Task goal → Copy every line of the entries that includes the word "culturale".

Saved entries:
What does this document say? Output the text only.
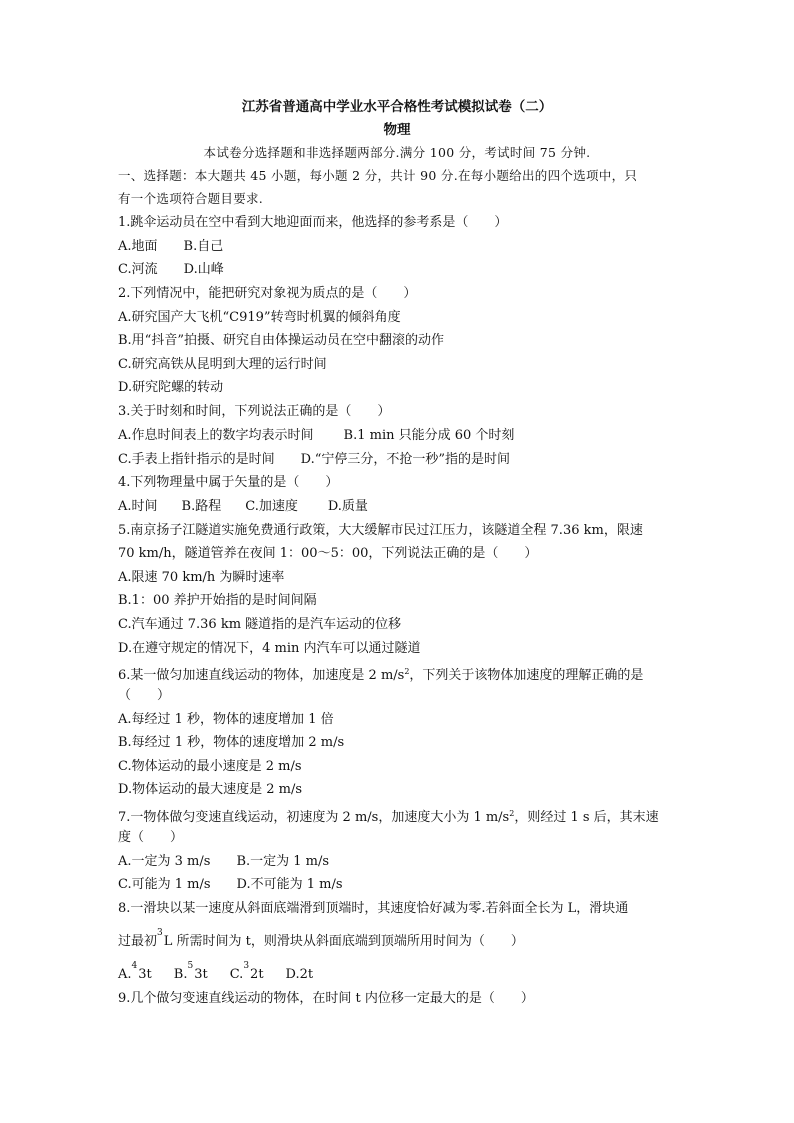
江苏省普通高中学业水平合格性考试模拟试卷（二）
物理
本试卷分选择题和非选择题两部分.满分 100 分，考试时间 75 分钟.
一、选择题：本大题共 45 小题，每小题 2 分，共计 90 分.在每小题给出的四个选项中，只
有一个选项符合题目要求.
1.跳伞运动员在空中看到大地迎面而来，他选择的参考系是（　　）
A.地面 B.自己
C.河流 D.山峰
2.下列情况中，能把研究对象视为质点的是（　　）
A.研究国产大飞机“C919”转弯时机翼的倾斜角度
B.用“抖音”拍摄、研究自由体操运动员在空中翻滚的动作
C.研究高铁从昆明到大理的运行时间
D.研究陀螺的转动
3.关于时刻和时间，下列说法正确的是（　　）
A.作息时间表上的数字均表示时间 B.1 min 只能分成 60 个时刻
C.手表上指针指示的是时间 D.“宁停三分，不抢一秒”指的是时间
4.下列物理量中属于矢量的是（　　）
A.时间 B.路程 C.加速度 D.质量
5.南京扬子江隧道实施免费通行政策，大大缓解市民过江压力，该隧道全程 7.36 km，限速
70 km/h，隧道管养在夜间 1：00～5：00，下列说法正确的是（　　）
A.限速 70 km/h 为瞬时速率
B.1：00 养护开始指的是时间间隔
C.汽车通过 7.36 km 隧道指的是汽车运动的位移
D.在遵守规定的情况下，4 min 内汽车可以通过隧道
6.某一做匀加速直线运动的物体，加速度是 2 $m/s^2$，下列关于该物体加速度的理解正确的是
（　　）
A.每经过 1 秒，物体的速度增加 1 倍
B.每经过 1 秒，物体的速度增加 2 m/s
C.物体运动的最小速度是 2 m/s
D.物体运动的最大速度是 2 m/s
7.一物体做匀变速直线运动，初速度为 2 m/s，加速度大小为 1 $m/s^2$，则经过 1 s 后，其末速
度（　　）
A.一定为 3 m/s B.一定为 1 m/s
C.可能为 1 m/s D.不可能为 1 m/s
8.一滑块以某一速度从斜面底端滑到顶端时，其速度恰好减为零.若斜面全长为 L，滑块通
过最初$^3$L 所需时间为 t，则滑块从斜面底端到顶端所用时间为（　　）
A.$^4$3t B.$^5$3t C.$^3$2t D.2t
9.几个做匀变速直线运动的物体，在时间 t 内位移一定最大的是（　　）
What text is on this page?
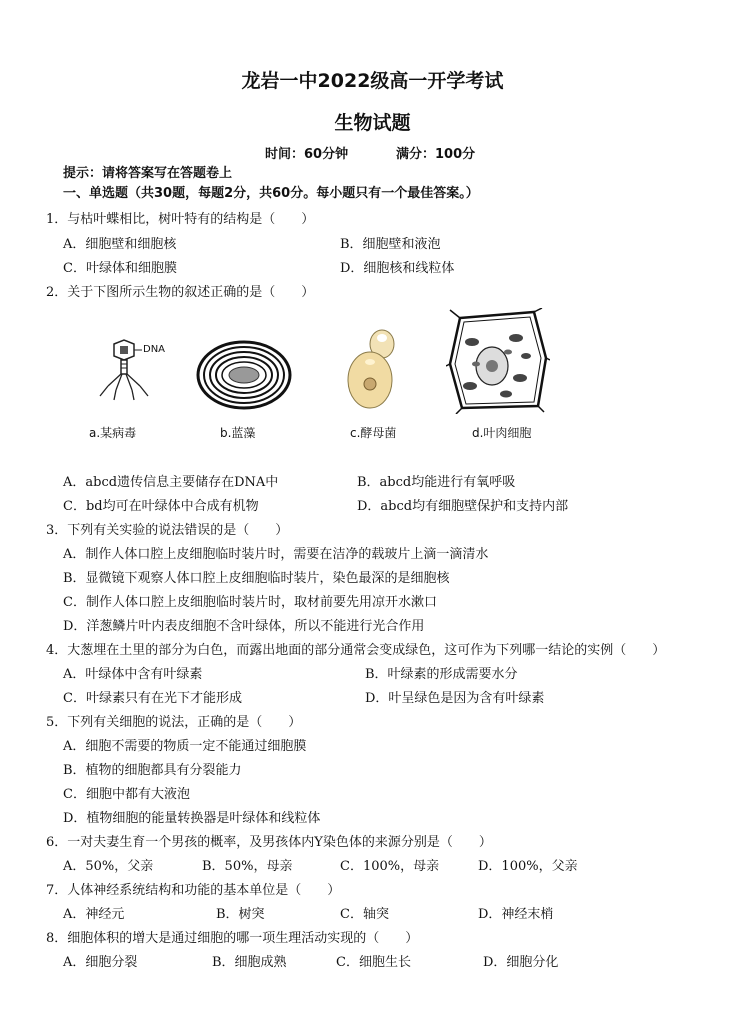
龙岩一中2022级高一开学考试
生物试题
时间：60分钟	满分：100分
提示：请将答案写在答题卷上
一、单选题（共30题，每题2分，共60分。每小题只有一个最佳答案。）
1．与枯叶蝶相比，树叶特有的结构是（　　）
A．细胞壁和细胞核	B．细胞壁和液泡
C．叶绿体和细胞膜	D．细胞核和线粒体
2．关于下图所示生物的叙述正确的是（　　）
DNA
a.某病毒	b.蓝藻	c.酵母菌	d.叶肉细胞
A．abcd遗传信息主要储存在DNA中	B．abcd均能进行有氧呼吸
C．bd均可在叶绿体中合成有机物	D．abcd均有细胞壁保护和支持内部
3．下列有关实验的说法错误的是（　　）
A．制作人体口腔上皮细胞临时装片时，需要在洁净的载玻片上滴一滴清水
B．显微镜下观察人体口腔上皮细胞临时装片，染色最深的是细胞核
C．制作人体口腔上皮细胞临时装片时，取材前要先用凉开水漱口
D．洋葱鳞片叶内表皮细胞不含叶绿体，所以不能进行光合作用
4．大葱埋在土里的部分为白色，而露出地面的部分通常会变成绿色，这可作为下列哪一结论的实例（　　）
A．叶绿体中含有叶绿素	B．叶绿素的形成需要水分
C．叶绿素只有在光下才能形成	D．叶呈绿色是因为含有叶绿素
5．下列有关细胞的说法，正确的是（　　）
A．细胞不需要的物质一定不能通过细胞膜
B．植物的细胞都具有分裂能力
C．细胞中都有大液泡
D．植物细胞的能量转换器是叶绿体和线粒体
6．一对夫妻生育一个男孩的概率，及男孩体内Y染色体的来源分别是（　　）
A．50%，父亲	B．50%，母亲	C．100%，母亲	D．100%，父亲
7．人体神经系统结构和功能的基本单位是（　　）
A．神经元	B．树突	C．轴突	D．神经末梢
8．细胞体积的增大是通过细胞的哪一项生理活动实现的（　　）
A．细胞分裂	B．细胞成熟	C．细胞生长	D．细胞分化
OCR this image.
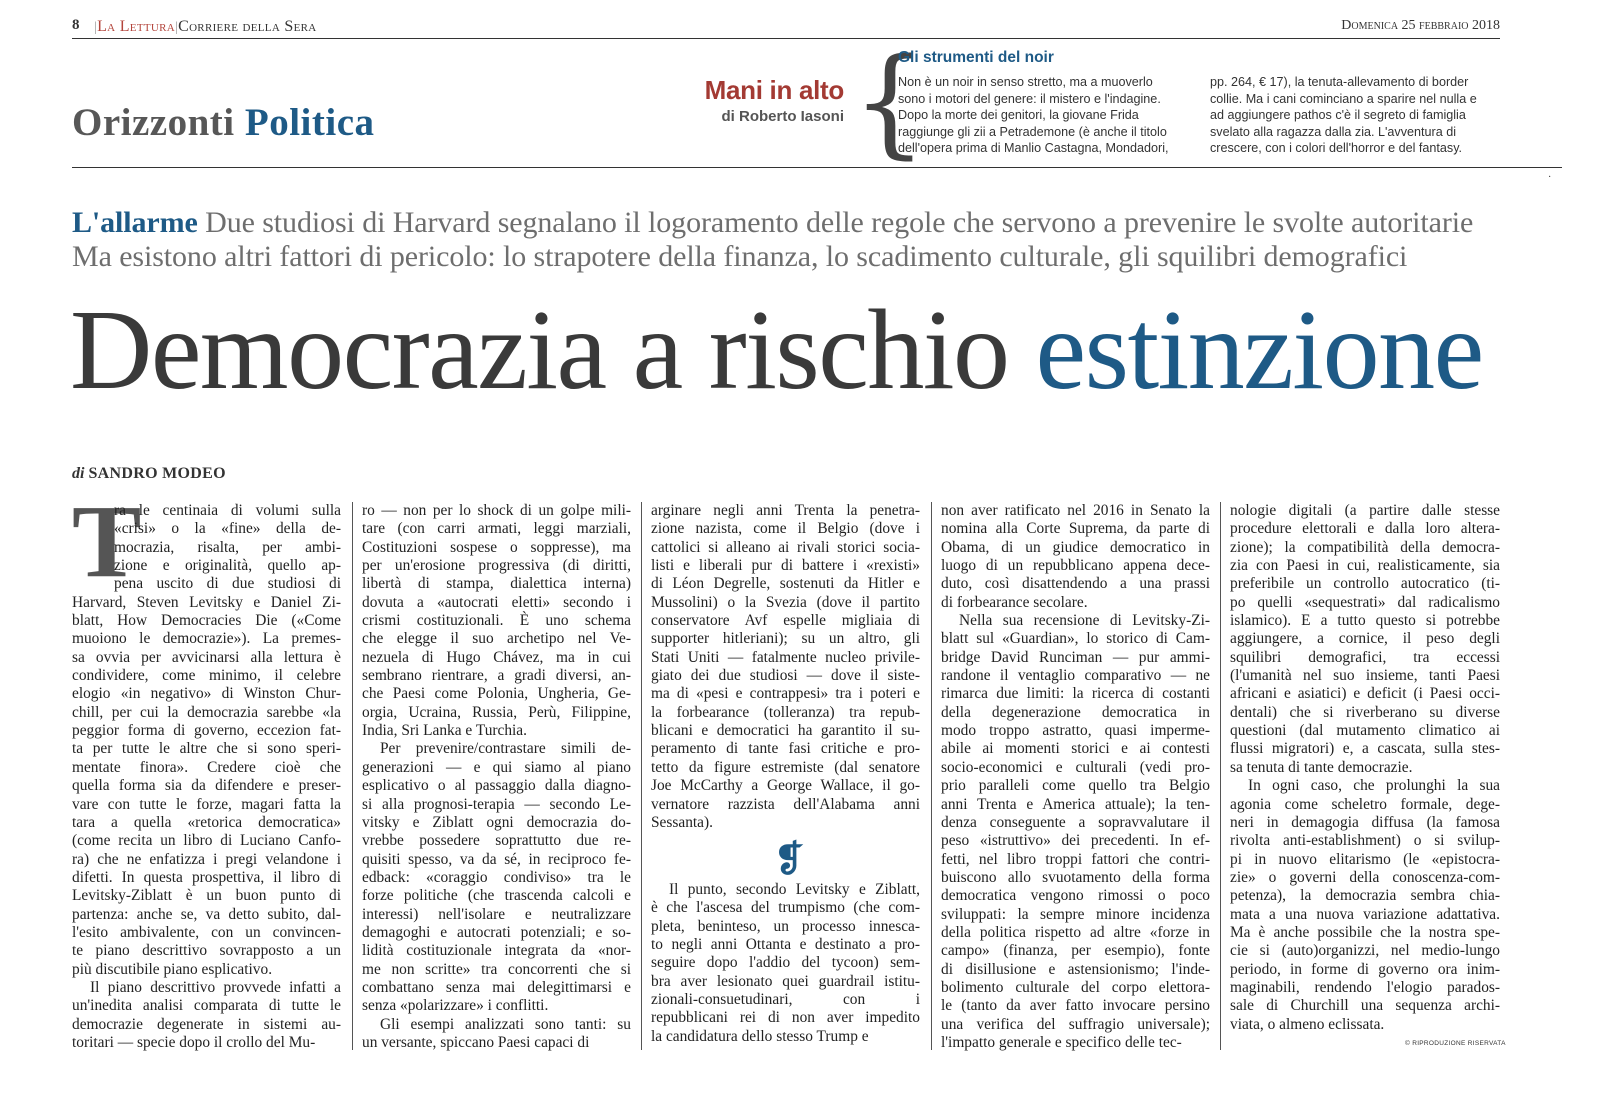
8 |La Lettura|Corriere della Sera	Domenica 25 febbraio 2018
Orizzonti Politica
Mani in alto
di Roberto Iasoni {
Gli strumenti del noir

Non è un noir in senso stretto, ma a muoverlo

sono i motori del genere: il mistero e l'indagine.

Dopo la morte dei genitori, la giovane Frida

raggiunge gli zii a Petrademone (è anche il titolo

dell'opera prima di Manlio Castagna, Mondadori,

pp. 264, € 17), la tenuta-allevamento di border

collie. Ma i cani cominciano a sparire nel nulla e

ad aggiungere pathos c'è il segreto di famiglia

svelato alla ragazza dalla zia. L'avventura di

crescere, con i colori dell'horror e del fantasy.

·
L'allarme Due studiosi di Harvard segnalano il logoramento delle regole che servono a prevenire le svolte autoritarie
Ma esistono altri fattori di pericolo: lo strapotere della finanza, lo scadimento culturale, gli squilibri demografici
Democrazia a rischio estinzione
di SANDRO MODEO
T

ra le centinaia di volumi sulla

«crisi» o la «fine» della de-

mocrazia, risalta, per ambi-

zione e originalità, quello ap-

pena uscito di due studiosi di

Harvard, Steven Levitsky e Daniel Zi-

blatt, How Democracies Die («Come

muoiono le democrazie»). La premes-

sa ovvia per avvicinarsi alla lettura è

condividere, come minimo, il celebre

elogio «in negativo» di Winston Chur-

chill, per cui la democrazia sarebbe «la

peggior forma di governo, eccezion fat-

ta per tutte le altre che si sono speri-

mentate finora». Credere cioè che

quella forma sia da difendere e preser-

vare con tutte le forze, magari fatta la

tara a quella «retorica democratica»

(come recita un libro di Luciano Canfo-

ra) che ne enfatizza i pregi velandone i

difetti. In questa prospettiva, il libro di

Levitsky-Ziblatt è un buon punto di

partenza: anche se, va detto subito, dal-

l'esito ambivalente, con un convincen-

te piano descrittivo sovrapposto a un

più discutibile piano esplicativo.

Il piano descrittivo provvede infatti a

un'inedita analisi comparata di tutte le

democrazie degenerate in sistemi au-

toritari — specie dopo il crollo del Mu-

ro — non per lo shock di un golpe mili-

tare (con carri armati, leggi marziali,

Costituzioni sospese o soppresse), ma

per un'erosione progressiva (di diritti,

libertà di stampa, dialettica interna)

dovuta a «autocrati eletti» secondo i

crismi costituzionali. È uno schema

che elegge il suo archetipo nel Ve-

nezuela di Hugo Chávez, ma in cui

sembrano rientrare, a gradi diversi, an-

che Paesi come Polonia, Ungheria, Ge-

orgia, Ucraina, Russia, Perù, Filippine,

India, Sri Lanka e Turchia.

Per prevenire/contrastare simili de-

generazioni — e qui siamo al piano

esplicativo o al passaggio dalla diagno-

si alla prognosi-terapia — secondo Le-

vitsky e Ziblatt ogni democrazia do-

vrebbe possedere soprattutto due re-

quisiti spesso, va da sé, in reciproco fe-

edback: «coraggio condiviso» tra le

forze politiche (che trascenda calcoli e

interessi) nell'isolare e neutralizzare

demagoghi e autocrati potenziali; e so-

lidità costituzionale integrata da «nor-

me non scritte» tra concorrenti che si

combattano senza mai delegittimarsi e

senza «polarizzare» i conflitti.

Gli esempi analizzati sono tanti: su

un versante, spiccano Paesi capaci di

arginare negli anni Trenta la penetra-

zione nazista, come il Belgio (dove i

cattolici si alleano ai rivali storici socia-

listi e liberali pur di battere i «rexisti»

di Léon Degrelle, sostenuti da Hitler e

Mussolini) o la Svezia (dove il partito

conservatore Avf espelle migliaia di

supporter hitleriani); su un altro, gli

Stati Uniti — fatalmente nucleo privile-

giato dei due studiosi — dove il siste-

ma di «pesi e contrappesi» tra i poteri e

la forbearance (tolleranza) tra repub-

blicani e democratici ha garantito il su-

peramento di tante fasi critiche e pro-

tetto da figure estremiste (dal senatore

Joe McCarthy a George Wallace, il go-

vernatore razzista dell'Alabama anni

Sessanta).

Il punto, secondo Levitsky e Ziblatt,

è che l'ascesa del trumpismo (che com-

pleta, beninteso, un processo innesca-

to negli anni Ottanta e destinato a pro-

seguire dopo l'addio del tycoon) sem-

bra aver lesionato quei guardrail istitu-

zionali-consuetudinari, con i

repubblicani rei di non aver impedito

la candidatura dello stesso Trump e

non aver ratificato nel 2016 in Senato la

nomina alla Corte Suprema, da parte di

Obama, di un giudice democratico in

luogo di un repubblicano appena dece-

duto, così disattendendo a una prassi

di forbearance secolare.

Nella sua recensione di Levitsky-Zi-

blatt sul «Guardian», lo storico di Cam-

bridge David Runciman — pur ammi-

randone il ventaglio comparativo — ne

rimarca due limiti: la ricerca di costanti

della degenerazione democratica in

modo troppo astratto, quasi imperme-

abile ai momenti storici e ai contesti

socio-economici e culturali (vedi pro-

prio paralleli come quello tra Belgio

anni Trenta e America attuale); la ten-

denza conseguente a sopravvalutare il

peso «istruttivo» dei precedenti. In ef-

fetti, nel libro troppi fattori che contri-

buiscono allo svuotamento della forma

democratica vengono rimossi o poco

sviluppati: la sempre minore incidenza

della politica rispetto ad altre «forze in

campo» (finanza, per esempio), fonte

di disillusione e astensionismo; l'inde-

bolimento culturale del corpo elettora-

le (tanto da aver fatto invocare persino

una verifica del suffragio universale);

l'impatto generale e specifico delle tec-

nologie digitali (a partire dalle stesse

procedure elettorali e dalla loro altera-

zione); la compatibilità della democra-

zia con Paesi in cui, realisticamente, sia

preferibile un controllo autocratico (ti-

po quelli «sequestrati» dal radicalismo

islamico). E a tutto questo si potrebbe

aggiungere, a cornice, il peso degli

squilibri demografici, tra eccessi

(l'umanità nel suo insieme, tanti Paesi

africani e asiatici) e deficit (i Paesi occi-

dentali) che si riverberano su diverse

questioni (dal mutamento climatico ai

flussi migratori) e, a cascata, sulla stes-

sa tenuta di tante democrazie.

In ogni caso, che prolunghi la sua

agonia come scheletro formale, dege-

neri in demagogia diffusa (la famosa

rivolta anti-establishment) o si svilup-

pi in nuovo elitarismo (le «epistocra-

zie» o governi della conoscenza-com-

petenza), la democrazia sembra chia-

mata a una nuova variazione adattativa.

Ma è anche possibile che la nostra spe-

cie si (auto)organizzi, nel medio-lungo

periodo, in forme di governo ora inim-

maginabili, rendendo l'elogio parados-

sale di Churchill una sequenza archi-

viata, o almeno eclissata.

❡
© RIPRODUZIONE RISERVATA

Response for this exercise →
Ma esistono altri fattori di pericolo: lo strapotere della finanza, lo scadimento culturale, gli squilibri demografici
bolimento culturale del corpo elettora-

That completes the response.